PASSAGE SHOWN.
# Deployment Editionsdaten für das WiTTFind Projekt

The Edition data from our Cooperation-Partners must be transferred and prepared for the use of our FinderApps. 

Different [CW]AST -tools are provided to do this job and are ruled and performed with the help of makefiles

Some tools need the output from other tools, so it is important to follow this sequence 
of our tools. We call this sequence our [CW]AST Toolchain. The results from these tools are 
stored in an Directories, specified in the `Makefile`.

Overview of all `Makefile` targets are described in this `README.md`

The automatic [CW]toolchain is performed from the command `make deploy`

## The automatic [CW]AST toolchain

 * STEP 1: expand all choices from the Edition data and test resuls
 * STEP 2: perform tagging of the Edition data (expanded and non expanded data can be tagged)

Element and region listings
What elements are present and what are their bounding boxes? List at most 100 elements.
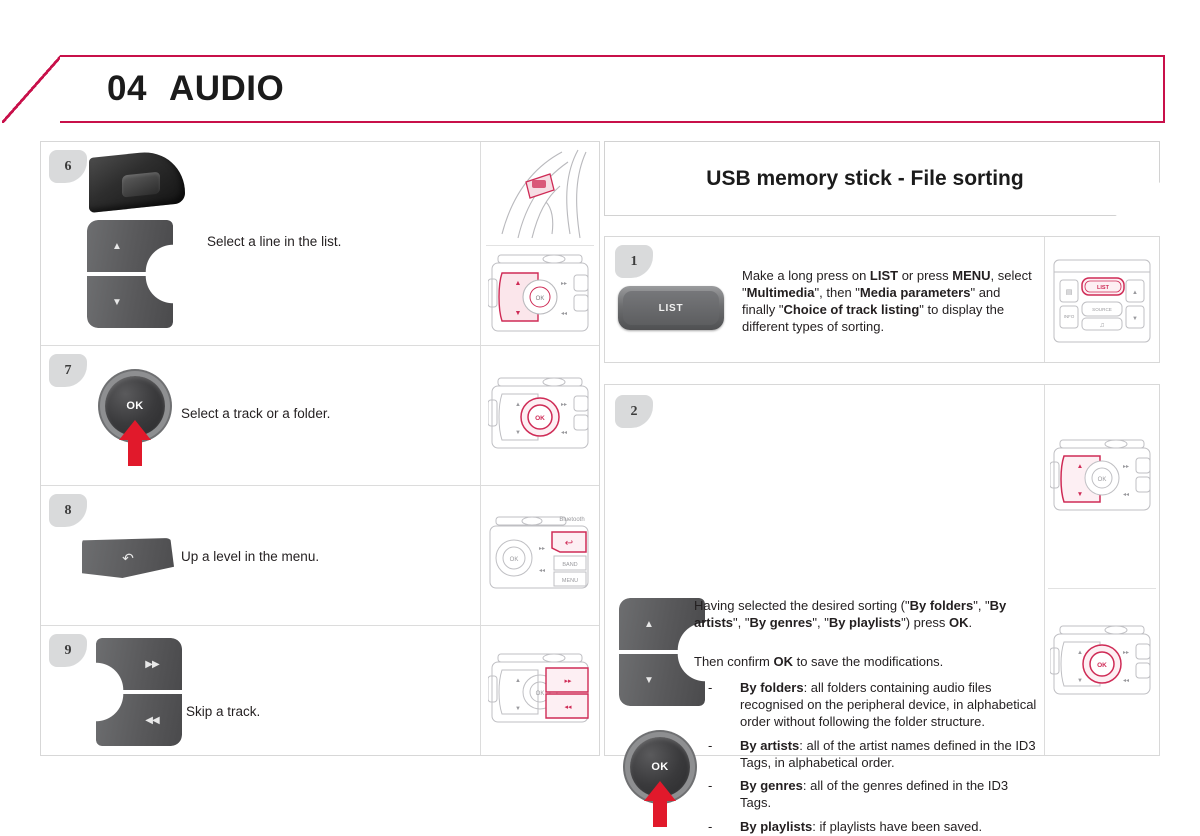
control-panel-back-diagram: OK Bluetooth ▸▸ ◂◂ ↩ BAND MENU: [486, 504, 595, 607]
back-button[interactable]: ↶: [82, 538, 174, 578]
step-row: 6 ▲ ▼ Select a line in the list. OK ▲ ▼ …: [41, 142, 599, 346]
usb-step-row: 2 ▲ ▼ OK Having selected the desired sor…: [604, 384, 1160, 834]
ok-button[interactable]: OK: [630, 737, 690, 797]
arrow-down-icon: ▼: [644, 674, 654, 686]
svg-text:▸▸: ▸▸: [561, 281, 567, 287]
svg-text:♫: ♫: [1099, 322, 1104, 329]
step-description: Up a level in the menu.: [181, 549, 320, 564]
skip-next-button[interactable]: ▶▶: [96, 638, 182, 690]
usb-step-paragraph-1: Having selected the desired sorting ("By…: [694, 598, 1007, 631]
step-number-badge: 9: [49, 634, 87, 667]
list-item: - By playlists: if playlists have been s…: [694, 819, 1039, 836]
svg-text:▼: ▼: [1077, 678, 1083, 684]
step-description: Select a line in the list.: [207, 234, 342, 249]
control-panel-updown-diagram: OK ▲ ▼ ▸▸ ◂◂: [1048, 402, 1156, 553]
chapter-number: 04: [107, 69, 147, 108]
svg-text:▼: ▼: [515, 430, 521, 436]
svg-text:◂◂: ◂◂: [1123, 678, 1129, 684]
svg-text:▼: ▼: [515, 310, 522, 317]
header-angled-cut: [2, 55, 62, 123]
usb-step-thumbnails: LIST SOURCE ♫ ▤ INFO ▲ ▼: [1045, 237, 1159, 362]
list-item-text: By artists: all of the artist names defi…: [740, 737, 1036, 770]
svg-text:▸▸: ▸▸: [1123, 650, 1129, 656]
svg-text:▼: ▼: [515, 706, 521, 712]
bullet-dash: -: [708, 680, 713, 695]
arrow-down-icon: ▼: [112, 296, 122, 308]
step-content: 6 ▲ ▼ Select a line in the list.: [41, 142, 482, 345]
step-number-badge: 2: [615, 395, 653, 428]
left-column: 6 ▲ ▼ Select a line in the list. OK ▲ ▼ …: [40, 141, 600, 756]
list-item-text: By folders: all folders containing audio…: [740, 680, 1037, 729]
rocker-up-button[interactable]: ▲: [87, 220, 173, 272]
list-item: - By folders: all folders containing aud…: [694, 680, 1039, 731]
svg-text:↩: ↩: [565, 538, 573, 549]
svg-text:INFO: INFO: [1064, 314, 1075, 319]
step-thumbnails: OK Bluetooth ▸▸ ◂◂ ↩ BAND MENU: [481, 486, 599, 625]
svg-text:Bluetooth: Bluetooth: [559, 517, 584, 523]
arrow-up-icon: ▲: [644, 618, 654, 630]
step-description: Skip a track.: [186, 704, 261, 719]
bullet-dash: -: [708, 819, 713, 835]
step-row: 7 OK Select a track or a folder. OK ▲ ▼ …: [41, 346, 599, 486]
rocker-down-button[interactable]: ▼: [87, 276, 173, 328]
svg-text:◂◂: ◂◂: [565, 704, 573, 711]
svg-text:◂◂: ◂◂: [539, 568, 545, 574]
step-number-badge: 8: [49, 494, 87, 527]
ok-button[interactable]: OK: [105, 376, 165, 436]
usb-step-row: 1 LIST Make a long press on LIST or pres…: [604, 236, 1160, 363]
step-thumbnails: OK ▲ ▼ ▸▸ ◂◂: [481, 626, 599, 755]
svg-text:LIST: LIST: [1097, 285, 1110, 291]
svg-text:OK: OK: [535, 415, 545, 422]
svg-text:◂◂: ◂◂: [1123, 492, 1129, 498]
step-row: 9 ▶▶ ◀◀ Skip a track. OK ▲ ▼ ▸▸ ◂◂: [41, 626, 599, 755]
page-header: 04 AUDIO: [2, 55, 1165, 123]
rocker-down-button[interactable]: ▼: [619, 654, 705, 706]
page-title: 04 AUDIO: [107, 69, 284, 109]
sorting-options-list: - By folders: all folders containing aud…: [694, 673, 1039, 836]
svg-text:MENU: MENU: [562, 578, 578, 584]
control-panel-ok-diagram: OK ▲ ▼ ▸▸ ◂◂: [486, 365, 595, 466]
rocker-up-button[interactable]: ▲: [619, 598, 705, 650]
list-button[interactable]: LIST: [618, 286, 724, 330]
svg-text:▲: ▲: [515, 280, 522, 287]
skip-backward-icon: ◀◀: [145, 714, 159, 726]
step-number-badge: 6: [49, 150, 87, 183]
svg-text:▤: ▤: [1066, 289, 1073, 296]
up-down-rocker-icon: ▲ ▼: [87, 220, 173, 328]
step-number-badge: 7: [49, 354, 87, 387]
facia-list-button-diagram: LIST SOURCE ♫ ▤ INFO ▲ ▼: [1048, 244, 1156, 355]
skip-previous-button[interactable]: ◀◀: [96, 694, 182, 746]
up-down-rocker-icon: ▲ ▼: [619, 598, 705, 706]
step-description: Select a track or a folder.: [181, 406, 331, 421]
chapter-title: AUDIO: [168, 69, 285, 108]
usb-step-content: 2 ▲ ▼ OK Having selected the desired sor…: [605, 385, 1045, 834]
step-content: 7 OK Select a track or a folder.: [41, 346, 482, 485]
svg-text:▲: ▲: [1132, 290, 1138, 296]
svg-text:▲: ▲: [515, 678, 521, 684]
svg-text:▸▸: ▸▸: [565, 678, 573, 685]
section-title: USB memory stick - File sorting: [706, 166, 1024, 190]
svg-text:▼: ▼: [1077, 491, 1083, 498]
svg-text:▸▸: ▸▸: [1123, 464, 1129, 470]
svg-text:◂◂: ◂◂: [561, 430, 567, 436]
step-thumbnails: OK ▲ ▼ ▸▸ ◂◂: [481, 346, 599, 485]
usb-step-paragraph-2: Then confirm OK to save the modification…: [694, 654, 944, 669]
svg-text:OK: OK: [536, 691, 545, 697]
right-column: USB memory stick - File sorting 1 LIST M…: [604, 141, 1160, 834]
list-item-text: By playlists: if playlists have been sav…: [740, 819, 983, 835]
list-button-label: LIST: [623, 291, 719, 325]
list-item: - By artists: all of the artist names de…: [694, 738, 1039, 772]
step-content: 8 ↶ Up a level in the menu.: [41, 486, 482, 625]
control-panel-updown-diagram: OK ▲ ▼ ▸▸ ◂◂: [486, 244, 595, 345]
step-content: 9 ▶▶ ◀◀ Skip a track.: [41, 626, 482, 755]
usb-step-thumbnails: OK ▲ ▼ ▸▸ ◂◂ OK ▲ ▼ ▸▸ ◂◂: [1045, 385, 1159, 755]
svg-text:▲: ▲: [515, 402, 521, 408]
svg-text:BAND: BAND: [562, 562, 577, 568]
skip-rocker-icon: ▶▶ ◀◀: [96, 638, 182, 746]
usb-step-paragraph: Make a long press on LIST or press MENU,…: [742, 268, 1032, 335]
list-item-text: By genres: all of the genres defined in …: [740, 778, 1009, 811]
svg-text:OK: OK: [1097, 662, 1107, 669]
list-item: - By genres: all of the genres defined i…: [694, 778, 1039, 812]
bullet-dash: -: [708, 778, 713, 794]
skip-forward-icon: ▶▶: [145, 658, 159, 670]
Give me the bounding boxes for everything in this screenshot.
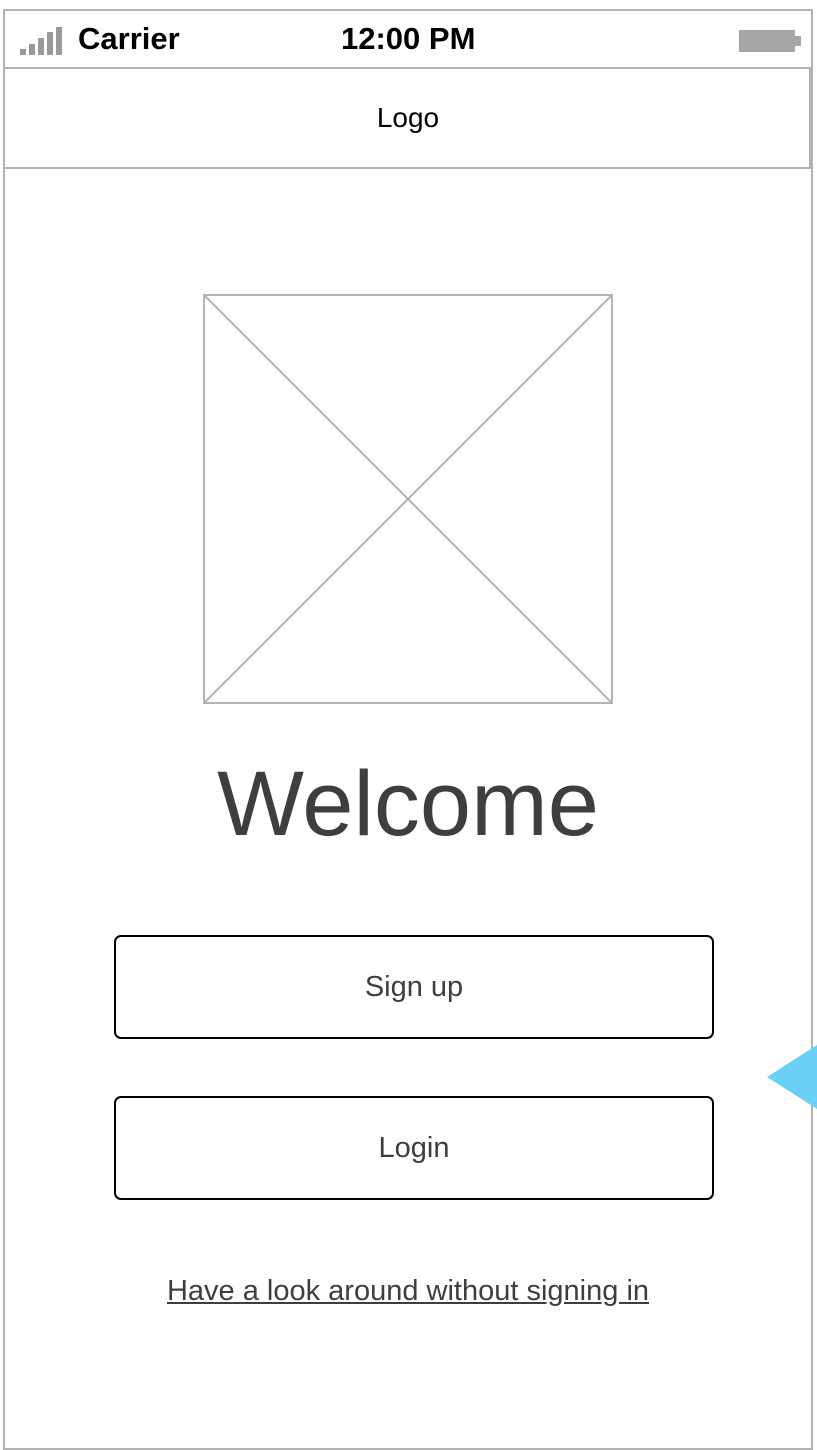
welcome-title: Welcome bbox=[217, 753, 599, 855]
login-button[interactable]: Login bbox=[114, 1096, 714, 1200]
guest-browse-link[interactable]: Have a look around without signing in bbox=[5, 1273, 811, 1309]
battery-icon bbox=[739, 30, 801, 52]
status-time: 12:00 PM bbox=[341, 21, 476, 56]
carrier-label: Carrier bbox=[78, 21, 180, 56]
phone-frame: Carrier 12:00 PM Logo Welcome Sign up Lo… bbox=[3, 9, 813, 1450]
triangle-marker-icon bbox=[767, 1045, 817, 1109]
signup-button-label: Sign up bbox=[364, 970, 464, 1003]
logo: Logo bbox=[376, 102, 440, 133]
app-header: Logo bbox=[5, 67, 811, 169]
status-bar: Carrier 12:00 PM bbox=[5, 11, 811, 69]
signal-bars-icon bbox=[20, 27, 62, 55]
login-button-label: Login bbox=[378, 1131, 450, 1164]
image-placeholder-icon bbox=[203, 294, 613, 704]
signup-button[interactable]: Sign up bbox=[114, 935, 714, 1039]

* * *

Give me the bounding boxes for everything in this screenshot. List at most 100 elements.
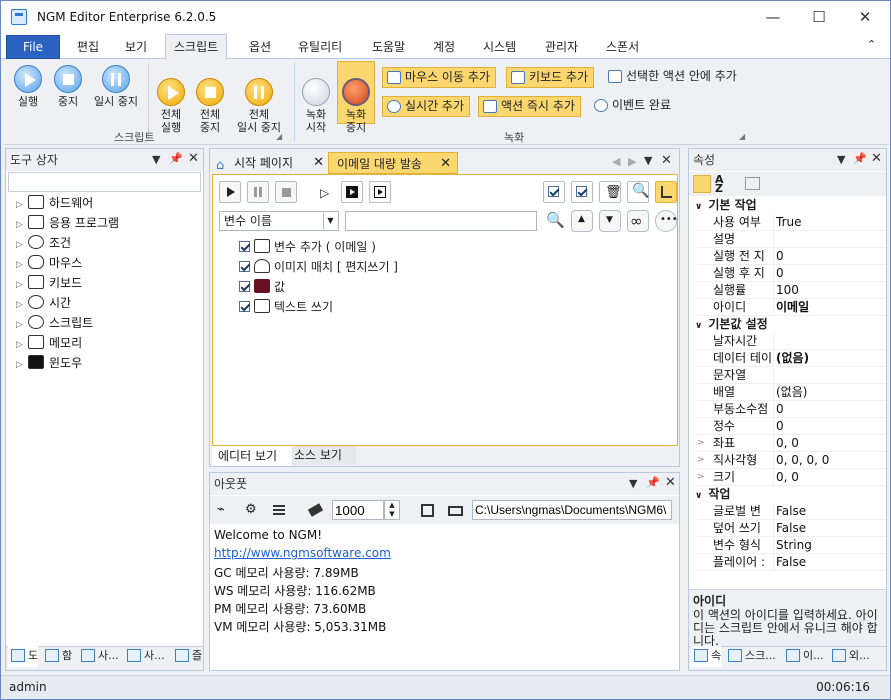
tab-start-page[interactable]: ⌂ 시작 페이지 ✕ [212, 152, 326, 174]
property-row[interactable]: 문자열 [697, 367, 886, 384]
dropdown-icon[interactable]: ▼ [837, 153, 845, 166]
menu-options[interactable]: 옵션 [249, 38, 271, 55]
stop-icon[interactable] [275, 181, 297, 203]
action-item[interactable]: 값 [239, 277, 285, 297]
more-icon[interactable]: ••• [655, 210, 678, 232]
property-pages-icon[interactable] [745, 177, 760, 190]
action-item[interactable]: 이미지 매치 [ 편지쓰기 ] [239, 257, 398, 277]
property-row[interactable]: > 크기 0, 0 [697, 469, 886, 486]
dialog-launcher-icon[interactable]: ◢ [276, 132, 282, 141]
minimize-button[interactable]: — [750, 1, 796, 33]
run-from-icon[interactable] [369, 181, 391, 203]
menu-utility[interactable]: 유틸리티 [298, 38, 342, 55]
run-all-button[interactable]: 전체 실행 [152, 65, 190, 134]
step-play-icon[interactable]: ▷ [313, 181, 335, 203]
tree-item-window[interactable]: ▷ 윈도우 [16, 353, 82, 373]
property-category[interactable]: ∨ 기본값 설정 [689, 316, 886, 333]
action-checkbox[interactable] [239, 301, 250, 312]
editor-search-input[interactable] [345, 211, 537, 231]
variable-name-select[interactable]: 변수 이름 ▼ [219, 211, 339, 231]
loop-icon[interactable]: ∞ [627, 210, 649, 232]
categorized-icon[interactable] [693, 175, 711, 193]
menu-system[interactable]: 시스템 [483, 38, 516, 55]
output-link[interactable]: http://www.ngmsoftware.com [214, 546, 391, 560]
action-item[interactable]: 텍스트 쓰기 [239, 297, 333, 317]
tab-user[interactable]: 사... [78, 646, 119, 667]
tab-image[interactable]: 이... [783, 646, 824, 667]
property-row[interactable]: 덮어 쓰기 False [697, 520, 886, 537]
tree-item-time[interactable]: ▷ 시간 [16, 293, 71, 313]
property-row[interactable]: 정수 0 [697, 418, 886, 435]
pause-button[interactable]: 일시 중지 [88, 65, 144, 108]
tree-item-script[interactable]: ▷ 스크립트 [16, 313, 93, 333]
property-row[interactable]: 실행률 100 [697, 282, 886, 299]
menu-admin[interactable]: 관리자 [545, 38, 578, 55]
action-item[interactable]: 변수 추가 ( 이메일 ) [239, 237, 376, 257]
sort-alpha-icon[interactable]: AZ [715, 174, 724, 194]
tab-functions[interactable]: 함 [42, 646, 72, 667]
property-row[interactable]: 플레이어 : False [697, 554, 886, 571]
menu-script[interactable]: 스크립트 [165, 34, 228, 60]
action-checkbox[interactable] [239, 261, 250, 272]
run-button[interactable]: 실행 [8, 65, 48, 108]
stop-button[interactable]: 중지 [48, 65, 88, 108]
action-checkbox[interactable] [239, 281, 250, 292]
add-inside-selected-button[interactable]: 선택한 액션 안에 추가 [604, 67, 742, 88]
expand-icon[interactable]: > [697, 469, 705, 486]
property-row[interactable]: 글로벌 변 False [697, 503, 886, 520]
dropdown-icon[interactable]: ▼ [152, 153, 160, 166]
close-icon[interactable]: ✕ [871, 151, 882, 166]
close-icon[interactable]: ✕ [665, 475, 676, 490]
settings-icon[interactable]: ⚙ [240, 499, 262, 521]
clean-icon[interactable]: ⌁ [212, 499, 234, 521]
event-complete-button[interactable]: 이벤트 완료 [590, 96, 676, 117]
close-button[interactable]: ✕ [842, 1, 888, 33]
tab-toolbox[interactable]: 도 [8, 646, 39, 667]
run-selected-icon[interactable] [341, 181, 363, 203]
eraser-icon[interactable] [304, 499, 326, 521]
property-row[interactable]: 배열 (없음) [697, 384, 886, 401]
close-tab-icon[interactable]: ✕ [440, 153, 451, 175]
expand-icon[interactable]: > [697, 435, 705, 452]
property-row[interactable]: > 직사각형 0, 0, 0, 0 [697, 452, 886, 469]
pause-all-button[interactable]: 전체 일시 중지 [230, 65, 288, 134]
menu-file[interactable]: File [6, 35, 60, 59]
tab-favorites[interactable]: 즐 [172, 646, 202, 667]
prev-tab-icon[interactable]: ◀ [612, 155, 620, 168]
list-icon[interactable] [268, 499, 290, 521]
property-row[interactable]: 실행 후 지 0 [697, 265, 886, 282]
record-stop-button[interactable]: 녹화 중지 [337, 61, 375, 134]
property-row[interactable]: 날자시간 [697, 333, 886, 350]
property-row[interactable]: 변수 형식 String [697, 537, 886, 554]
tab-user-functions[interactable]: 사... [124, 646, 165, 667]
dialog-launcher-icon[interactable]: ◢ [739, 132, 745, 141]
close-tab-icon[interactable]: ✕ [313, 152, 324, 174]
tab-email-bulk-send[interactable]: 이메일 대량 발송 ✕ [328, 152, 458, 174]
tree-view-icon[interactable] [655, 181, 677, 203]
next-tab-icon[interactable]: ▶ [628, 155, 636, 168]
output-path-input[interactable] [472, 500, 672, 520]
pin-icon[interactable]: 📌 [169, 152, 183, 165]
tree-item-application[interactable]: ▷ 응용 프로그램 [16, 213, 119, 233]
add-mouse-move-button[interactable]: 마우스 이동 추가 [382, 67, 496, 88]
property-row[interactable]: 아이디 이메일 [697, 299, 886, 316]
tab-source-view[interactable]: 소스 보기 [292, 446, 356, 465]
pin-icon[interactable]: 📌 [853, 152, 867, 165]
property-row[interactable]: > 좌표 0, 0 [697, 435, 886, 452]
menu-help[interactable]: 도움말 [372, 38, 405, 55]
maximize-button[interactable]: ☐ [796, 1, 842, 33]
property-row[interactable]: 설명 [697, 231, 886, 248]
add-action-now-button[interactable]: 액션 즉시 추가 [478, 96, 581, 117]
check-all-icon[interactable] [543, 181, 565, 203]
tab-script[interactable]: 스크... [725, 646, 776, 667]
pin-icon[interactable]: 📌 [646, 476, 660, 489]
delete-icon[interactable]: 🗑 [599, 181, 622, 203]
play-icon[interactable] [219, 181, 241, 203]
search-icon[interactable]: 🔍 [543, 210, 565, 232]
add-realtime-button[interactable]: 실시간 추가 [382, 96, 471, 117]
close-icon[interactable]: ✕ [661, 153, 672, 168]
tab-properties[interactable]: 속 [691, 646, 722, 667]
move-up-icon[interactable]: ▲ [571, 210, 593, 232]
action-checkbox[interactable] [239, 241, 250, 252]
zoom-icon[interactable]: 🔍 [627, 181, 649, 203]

GOAL 1. Reproduce, unchanged, the lines of the records between the line holding "control-panel-back-diagram: OK Bluetooth" and the line holding "bullet-dash: -: [708, 819, 713, 835]", inclusive.
GOAL 2. Proceed with the text on deploying the WiTTFind edition data with the [CW]AST toolchain, starting after its final sentence.
The records have no connection to the text about deploying edition data.

EXPECTED ANSWER 1.
control-panel-back-diagram: OK Bluetooth ▸▸ ◂◂ ↩ BAND MENU: [486, 504, 595, 607]
back-button[interactable]: ↶: [82, 538, 174, 578]
step-row: 6 ▲ ▼ Select a line in the list. OK ▲ ▼ …: [41, 142, 599, 346]
usb-step-row: 2 ▲ ▼ OK Having selected the desired sor…: [604, 384, 1160, 834]
ok-button[interactable]: OK: [630, 737, 690, 797]
arrow-down-icon: ▼: [644, 674, 654, 686]
svg-text:▸▸: ▸▸: [561, 281, 567, 287]
svg-text:♫: ♫: [1099, 322, 1104, 329]
step-description: Up a level in the menu.: [181, 549, 320, 564]
skip-next-button[interactable]: ▶▶: [96, 638, 182, 690]
usb-step-paragraph-1: Having selected the desired sorting ("By…: [694, 598, 1007, 631]
step-number-badge: 9: [49, 634, 87, 667]
list-item: - By playlists: if playlists have been s…: [694, 819, 1039, 836]
svg-text:▼: ▼: [1077, 678, 1083, 684]
step-description: Select a line in the list.: [207, 234, 342, 249]
control-panel-updown-diagram: OK ▲ ▼ ▸▸ ◂◂: [1048, 402, 1156, 553]
chapter-number: 04: [107, 69, 147, 108]
svg-text:▼: ▼: [515, 430, 521, 436]
svg-text:◂◂: ◂◂: [1123, 678, 1129, 684]
svg-text:▼: ▼: [515, 310, 522, 317]
header-angled-cut: [2, 55, 62, 123]
usb-step-thumbnails: LIST SOURCE ♫ ▤ INFO ▲ ▼: [1045, 237, 1159, 362]
list-item-text: By artists: all of the artist names defi…: [740, 737, 1036, 770]
svg-text:▸▸: ▸▸: [1123, 650, 1129, 656]
svg-text:▼: ▼: [515, 706, 521, 712]
bullet-dash: -: [708, 680, 713, 695]
arrow-down-icon: ▼: [112, 296, 122, 308]
step-content: 6 ▲ ▼ Select a line in the list.: [41, 142, 482, 345]
step-number-badge: 2: [615, 395, 653, 428]
left-column: 6 ▲ ▼ Select a line in the list. OK ▲ ▼ …: [40, 141, 600, 756]
list-item-text: By folders: all folders containing audio…: [740, 680, 1037, 729]
rocker-up-button[interactable]: ▲: [87, 220, 173, 272]
list-item: - By folders: all folders containing aud…: [694, 680, 1039, 731]
svg-text:↩: ↩: [565, 538, 573, 549]
svg-text:INFO: INFO: [1064, 314, 1075, 319]
step-thumbnails: OK Bluetooth ▸▸ ◂◂ ↩ BAND MENU: [481, 486, 599, 625]
svg-text:Bluetooth: Bluetooth: [559, 517, 584, 523]
arrow-up-icon: ▲: [644, 618, 654, 630]
step-description: Skip a track.: [186, 704, 261, 719]
bullet-dash: -: [708, 819, 713, 835]

EXPECTED ANSWER 2.
 * STEP 3: produce Frequency-Lists from (expanded/nonexpanded) Edition data in Json format
 * STEP 4: produce Sentence-Lists from all tagged and (expanded/nonexpanded) Edition data
 * STEP 5: produce Dokument-id's
 * STEP 6: Export to the central `export-data` folder

The Makefile-target `make export-data` copies the following files into the `export-data`
folder:

## The [CW]AST toolchain Makefile target

The `make deploy` target executes the [CW]AST Toolchain automatically

Synchronously:

* `make download-tree-tagger`
* `make tagged`

Parallel:

* `make expanded-norm-tagged`
* `make lemma_freqlist`
* `make sentence-lists`
* `make semantic-freqlist`


 ![Output vom Tagger](images/output_tagger.png)         

## STEP 1: Choices

Most Editions annotate writing-variations of the authors in their Edition, so the text can be read in
different variations. To annotate a writing-variation, the Editors usually take the XML- 
`choice` tag. 

The main `Makefile` for expanding choices can be found in `make/choices.make`.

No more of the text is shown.